# TASK PROMPT
Check every line of the records below for the string "Expressed", then report only how many lines have it.

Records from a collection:

--*--

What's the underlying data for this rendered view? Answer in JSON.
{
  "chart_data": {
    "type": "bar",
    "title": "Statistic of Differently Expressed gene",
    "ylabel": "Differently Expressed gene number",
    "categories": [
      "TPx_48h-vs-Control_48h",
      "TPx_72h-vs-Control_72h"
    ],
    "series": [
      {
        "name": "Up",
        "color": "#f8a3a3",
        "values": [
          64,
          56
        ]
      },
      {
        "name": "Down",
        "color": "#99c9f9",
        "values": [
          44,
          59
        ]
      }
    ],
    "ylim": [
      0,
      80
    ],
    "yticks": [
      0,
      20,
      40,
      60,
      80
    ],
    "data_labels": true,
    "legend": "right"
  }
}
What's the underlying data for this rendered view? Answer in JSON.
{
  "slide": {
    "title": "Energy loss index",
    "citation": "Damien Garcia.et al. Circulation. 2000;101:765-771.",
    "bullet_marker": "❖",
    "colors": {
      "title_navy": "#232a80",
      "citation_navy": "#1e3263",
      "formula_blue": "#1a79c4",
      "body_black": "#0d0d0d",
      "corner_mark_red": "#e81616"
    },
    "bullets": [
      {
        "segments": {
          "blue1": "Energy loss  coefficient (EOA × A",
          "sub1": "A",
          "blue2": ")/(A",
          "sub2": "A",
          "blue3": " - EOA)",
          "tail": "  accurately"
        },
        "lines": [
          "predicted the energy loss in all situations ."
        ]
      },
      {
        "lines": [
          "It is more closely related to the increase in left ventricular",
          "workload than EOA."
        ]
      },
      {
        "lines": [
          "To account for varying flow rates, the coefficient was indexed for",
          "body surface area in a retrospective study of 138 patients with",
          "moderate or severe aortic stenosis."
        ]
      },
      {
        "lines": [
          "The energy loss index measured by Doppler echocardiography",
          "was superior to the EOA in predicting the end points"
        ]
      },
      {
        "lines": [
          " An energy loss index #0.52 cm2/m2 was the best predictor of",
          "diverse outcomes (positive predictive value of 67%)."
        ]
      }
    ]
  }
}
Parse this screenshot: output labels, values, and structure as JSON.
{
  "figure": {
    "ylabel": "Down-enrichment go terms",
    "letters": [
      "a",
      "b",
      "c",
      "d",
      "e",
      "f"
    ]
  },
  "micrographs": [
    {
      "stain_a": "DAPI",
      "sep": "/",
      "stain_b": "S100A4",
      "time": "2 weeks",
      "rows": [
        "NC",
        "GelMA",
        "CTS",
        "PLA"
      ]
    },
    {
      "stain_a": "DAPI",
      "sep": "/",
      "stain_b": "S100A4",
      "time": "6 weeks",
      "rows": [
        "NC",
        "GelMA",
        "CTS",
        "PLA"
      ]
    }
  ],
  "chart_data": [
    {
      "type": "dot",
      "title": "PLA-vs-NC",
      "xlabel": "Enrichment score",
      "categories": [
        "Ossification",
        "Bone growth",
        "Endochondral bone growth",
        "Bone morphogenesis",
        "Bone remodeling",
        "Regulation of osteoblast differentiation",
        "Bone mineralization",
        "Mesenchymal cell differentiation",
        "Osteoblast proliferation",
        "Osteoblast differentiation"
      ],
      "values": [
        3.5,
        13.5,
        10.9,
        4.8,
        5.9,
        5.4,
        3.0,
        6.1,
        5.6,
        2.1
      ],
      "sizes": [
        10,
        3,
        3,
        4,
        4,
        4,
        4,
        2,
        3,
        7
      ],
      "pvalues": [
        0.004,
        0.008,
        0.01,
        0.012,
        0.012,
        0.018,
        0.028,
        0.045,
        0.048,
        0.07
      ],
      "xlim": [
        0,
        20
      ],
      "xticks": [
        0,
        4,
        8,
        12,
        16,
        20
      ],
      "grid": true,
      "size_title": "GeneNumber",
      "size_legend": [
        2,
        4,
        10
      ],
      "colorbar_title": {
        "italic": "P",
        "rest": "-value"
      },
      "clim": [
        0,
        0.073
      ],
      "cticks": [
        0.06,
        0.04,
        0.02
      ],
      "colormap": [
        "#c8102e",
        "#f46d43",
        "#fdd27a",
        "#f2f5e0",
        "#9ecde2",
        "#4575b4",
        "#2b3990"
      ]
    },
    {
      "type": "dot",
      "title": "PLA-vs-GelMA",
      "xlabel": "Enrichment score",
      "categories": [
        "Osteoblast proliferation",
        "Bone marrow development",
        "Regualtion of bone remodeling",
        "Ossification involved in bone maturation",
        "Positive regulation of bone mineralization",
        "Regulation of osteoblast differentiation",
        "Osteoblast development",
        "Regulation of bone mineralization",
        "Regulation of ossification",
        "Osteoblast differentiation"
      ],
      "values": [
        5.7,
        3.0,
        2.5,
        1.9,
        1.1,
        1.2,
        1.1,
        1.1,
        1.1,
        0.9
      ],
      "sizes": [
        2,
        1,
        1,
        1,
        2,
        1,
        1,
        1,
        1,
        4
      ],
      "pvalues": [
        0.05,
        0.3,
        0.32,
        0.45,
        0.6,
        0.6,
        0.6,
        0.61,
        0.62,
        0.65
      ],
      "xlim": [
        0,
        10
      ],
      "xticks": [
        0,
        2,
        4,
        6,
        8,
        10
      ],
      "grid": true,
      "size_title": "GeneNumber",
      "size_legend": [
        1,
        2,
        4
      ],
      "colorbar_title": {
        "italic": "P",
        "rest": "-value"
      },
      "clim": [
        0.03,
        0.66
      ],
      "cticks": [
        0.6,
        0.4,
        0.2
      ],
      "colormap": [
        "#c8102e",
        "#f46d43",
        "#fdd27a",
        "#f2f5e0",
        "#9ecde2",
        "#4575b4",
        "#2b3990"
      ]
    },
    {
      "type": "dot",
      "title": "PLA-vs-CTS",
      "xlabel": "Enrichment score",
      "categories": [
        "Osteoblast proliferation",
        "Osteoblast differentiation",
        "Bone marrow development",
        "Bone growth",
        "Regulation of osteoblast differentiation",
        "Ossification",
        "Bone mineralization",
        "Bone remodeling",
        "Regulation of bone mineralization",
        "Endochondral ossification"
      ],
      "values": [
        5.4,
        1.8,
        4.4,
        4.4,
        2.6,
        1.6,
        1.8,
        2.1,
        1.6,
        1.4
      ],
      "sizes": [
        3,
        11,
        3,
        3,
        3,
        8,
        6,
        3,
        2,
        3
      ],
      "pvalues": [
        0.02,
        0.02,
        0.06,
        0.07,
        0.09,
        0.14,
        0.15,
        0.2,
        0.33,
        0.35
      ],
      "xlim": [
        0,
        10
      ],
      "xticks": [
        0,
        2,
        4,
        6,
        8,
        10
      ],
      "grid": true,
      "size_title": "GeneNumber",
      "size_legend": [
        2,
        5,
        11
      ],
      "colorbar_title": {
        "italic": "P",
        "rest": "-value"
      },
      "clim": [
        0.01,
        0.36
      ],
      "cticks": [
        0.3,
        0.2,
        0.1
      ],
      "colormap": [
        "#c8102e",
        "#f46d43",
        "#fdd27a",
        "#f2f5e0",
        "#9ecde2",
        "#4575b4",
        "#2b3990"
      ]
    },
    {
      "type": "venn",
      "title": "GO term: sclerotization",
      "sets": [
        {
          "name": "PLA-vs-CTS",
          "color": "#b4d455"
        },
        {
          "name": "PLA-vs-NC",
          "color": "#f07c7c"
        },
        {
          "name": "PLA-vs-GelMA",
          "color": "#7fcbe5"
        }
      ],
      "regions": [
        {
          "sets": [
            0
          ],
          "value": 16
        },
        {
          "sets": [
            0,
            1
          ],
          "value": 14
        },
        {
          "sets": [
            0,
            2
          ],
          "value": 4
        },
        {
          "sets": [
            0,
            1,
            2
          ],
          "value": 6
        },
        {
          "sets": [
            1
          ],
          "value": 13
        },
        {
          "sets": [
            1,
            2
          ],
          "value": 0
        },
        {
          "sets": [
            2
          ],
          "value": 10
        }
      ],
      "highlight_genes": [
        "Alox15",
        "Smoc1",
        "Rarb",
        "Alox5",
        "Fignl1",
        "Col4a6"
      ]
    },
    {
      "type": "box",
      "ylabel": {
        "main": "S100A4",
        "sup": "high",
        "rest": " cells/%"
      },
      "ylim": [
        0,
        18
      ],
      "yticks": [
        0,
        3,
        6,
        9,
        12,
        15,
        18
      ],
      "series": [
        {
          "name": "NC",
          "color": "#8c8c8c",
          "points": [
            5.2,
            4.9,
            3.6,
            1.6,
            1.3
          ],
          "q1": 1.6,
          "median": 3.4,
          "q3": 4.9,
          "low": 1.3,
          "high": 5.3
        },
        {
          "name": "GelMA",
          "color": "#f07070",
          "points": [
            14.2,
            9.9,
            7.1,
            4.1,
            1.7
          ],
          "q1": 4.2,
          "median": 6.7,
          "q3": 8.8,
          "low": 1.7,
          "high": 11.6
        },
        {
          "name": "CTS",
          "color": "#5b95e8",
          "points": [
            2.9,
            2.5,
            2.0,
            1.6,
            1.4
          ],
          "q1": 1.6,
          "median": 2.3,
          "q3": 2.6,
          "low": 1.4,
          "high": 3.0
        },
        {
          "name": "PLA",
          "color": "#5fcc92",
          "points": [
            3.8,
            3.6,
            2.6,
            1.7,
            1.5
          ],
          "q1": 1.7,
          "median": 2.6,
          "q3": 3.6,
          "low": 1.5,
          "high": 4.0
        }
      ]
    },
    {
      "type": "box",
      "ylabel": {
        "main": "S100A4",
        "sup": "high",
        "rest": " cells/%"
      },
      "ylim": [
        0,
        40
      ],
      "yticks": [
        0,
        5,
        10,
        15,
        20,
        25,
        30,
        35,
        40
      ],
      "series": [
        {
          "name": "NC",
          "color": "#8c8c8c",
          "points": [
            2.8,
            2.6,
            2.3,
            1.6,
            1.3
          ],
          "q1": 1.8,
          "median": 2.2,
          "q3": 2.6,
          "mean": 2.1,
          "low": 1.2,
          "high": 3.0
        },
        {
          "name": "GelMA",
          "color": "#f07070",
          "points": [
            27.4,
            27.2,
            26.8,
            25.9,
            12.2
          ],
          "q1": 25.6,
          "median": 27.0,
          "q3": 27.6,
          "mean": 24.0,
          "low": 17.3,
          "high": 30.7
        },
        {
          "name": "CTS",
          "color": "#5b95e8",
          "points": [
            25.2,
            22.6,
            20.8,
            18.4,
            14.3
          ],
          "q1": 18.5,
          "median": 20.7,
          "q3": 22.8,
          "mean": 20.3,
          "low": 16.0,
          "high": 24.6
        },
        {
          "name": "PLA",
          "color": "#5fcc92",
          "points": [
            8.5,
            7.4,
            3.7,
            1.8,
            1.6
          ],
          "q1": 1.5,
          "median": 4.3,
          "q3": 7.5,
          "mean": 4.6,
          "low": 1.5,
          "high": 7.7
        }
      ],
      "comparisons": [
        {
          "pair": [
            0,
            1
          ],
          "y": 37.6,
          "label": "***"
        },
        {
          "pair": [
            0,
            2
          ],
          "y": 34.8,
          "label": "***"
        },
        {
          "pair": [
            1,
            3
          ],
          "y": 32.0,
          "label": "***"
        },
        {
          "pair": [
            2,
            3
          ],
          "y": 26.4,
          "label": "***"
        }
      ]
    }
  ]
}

--*--

# RESPONSE
2